Short problem:
Report back each line of the records that contains the string "Medio".

Entries shown:

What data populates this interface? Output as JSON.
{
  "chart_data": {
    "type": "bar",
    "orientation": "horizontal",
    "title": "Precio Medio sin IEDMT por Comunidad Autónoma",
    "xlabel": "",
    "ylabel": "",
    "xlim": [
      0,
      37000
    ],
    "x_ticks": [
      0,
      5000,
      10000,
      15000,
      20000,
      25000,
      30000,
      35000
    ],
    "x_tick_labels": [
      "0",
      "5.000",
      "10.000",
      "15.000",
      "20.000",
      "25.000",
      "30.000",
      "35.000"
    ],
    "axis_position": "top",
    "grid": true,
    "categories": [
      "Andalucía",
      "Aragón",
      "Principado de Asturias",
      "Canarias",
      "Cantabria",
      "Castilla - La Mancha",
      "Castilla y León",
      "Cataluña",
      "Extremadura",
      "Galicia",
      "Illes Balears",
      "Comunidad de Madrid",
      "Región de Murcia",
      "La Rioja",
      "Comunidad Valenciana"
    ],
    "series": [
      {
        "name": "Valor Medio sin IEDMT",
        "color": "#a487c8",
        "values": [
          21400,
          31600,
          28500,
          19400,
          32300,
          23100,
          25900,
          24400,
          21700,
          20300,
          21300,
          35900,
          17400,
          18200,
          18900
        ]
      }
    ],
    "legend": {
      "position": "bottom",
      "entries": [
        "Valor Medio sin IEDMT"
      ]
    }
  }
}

Written response:
    "title": "Precio Medio sin IEDMT por Comunidad Autónoma",
        "name": "Valor Medio sin IEDMT",
        "Valor Medio sin IEDMT"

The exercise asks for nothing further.